Copy out all the entries word for word.

start

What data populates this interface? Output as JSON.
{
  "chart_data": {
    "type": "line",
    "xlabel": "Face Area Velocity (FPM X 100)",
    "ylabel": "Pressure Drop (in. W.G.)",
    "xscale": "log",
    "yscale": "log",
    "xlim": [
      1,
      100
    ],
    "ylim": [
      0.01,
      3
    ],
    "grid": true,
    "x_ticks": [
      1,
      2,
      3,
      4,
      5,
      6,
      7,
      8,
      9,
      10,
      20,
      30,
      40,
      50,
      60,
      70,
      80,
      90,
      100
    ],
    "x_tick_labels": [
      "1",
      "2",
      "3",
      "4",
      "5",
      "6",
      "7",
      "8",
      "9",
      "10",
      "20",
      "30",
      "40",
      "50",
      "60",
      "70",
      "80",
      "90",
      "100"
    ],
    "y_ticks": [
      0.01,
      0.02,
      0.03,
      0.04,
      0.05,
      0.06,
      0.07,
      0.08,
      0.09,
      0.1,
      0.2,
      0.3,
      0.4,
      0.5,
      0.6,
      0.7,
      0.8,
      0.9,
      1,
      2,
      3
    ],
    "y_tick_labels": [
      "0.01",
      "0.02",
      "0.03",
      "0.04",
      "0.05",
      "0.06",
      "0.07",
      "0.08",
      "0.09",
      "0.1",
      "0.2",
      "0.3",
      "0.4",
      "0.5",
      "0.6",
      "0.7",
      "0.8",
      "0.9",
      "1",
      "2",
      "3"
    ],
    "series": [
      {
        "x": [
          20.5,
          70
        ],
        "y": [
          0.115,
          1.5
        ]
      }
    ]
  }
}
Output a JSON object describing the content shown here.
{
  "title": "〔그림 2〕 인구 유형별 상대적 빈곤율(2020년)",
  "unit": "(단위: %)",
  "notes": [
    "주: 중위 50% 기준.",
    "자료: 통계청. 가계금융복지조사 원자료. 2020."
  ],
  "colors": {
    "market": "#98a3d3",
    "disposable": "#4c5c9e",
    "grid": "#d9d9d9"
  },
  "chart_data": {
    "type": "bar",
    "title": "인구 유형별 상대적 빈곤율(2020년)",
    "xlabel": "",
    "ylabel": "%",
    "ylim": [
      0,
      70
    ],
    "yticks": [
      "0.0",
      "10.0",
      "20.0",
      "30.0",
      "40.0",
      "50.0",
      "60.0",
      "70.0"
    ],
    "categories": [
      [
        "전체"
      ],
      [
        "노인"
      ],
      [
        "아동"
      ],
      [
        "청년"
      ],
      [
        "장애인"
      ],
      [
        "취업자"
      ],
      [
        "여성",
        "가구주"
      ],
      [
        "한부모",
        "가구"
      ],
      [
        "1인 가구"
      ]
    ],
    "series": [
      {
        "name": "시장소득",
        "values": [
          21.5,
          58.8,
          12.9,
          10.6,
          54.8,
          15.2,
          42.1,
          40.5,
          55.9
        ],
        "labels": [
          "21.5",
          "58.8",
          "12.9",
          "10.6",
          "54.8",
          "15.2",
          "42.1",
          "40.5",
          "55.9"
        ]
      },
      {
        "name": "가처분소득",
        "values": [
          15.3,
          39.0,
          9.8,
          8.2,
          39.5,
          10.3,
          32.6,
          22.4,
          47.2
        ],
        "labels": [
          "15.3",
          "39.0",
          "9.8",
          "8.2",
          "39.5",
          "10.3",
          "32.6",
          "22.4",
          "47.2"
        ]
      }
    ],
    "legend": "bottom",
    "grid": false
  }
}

end

_Completed exercise_
What data populates this interface? Output as JSON.
{
  "chart_data": {
    "type": "line",
    "xlabel": "Face Area Velocity (FPM X 100)",
    "ylabel": "Pressure Drop (in. W.G.)",
    "xscale": "log",
    "yscale": "log",
    "xlim": [
      1,
      100
    ],
    "ylim": [
      0.01,
      3
    ],
    "grid": true,
    "x_ticks": [
      1,
      2,
      3,
      4,
      5,
      6,
      7,
      8,
      9,
      10,
      20,
      30,
      40,
      50,
      60,
      70,
      80,
      90,
      100
    ],
    "x_tick_labels": [
      "1",
      "2",
      "3",
      "4",
      "5",
      "6",
      "7",
      "8",
      "9",
      "10",
      "20",
      "30",
      "40",
      "50",
      "60",
      "70",
      "80",
      "90",
      "100"
    ],
    "y_ticks": [
      0.01,
      0.02,
      0.03,
      0.04,
      0.05,
      0.06,
      0.07,
      0.08,
      0.09,
      0.1,
      0.2,
      0.3,
      0.4,
      0.5,
      0.6,
      0.7,
      0.8,
      0.9,
      1,
      2,
      3
    ],
    "y_tick_labels": [
      "0.01",
      "0.02",
      "0.03",
      "0.04",
      "0.05",
      "0.06",
      "0.07",
      "0.08",
      "0.09",
      "0.1",
      "0.2",
      "0.3",
      "0.4",
      "0.5",
      "0.6",
      "0.7",
      "0.8",
      "0.9",
      "1",
      "2",
      "3"
    ],
    "series": [
      {
        "x": [
          20.5,
          70
        ],
        "y": [
          0.115,
          1.5
        ]
      }
    ]
  }
}
Output a JSON object describing the content shown here.
{
  "title": "〔그림 2〕 인구 유형별 상대적 빈곤율(2020년)",
  "unit": "(단위: %)",
  "notes": [
    "주: 중위 50% 기준.",
    "자료: 통계청. 가계금융복지조사 원자료. 2020."
  ],
  "colors": {
    "market": "#98a3d3",
    "disposable": "#4c5c9e",
    "grid": "#d9d9d9"
  },
  "chart_data": {
    "type": "bar",
    "title": "인구 유형별 상대적 빈곤율(2020년)",
    "xlabel": "",
    "ylabel": "%",
    "ylim": [
      0,
      70
    ],
    "yticks": [
      "0.0",
      "10.0",
      "20.0",
      "30.0",
      "40.0",
      "50.0",
      "60.0",
      "70.0"
    ],
    "categories": [
      [
        "전체"
      ],
      [
        "노인"
      ],
      [
        "아동"
      ],
      [
        "청년"
      ],
      [
        "장애인"
      ],
      [
        "취업자"
      ],
      [
        "여성",
        "가구주"
      ],
      [
        "한부모",
        "가구"
      ],
      [
        "1인 가구"
      ]
    ],
    "series": [
      {
        "name": "시장소득",
        "values": [
          21.5,
          58.8,
          12.9,
          10.6,
          54.8,
          15.2,
          42.1,
          40.5,
          55.9
        ],
        "labels": [
          "21.5",
          "58.8",
          "12.9",
          "10.6",
          "54.8",
          "15.2",
          "42.1",
          "40.5",
          "55.9"
        ]
      },
      {
        "name": "가처분소득",
        "values": [
          15.3,
          39.0,
          9.8,
          8.2,
          39.5,
          10.3,
          32.6,
          22.4,
          47.2
        ],
        "labels": [
          "15.3",
          "39.0",
          "9.8",
          "8.2",
          "39.5",
          "10.3",
          "32.6",
          "22.4",
          "47.2"
        ]
      }
    ],
    "legend": "bottom",
    "grid": false
  }
}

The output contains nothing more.